┌──
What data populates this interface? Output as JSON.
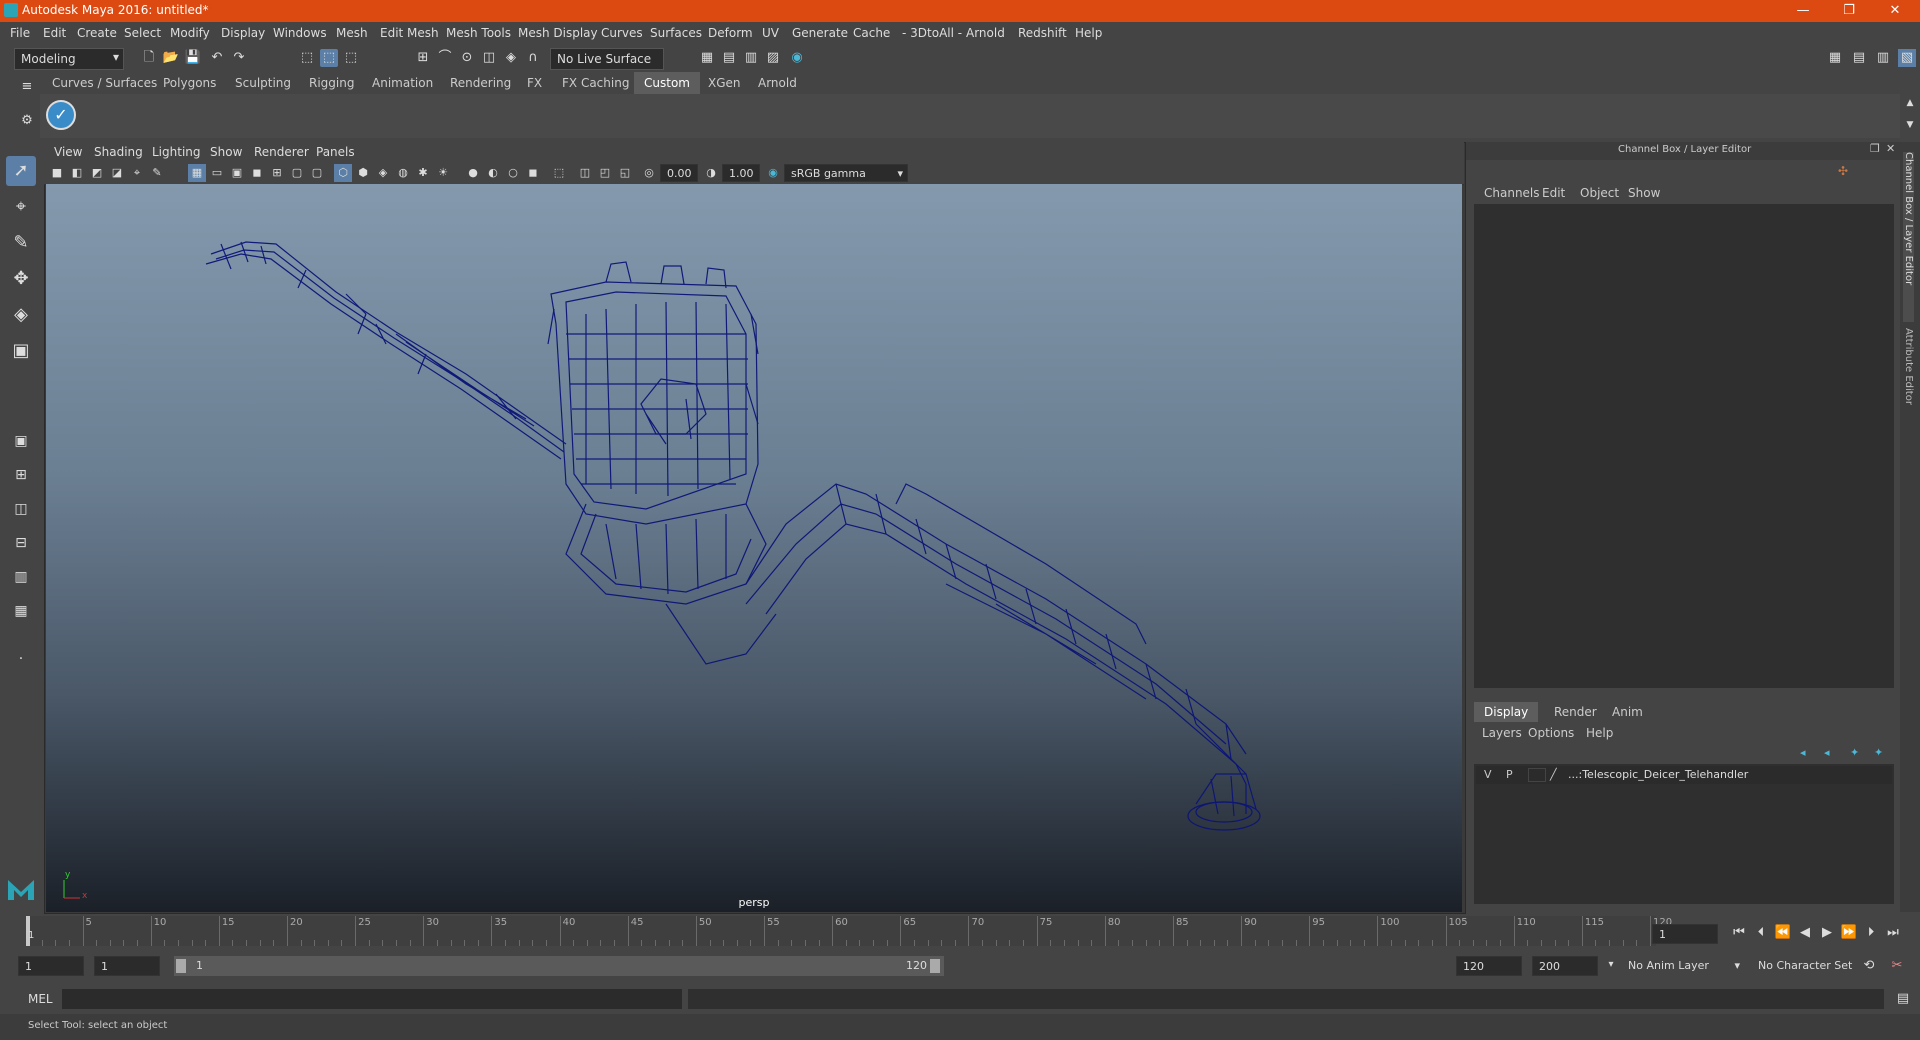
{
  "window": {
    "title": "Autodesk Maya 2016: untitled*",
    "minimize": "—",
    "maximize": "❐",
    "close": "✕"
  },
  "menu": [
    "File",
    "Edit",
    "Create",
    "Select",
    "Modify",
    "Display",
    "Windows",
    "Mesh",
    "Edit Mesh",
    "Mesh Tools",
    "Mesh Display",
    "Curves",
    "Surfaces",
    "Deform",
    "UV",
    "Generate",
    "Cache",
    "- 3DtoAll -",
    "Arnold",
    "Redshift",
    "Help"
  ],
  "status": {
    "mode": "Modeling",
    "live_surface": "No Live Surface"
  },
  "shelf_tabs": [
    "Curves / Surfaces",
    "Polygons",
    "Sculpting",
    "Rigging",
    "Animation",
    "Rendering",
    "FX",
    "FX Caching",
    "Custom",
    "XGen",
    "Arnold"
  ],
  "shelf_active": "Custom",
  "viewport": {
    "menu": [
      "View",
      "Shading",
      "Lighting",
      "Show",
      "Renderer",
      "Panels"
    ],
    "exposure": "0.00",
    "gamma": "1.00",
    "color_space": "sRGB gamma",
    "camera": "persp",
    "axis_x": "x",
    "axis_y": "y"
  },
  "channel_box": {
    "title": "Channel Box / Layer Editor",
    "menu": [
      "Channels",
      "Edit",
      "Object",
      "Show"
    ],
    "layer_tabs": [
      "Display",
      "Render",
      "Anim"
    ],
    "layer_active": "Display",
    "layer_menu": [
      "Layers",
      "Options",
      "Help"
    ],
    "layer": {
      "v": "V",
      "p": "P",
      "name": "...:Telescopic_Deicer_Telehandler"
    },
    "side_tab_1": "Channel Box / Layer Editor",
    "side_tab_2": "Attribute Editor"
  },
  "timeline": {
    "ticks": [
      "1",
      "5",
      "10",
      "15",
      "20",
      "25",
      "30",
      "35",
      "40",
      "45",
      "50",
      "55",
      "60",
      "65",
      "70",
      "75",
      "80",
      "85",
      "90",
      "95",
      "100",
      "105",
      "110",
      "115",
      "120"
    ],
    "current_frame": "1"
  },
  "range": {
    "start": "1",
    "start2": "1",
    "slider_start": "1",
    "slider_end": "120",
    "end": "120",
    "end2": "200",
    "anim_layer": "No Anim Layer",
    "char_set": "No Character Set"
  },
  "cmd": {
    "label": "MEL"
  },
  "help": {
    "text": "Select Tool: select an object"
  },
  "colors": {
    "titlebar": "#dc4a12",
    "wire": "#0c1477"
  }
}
└──
┌──
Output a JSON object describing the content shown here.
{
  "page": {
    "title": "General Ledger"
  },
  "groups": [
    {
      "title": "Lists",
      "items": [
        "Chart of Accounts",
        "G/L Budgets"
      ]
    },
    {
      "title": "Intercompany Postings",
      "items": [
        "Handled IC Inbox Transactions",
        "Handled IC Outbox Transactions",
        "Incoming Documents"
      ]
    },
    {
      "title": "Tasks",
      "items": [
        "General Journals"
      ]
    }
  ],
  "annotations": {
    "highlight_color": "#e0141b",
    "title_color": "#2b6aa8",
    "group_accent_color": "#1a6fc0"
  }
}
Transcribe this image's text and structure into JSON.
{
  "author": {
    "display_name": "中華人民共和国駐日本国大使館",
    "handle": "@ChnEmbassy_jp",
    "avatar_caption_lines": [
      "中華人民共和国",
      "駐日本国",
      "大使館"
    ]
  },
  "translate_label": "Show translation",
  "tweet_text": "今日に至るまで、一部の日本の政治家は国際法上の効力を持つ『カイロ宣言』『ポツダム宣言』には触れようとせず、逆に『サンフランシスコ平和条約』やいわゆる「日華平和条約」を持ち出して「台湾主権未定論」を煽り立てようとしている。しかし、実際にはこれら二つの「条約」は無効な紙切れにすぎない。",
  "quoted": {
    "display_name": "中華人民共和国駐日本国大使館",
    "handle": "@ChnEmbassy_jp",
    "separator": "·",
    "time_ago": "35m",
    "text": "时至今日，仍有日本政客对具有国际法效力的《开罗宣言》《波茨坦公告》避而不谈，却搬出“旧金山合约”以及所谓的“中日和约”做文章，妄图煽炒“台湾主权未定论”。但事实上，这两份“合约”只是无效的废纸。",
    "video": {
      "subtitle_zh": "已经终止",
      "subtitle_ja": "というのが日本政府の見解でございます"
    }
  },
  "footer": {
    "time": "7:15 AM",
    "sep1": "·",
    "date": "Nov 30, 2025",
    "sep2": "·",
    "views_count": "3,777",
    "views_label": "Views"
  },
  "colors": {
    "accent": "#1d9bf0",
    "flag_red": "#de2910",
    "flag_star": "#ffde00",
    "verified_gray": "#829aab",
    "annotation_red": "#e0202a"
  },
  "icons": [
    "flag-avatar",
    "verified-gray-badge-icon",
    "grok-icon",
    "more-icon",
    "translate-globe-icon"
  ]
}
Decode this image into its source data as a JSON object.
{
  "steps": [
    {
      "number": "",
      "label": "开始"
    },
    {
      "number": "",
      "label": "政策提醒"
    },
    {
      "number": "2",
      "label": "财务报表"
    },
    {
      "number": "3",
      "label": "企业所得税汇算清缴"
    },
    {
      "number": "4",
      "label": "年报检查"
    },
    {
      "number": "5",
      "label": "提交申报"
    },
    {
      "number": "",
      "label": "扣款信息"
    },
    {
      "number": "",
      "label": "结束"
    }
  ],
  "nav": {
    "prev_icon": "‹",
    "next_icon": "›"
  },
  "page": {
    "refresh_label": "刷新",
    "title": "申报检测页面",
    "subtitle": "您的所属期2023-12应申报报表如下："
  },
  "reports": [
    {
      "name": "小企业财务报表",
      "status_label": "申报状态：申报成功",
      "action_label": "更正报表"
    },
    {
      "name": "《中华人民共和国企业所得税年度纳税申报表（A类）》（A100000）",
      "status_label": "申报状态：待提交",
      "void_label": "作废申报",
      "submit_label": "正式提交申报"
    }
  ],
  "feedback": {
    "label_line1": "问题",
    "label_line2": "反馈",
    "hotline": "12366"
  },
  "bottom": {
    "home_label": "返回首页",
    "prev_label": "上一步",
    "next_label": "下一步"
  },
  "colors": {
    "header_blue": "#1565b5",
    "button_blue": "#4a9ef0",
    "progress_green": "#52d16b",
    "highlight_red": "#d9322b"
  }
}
└──
What the task asks: Which lines in the listing above hold the word "Output"? Show each of them.

Expected answer:
What data populates this interface? Output as JSON.
Output a JSON object describing the content shown here.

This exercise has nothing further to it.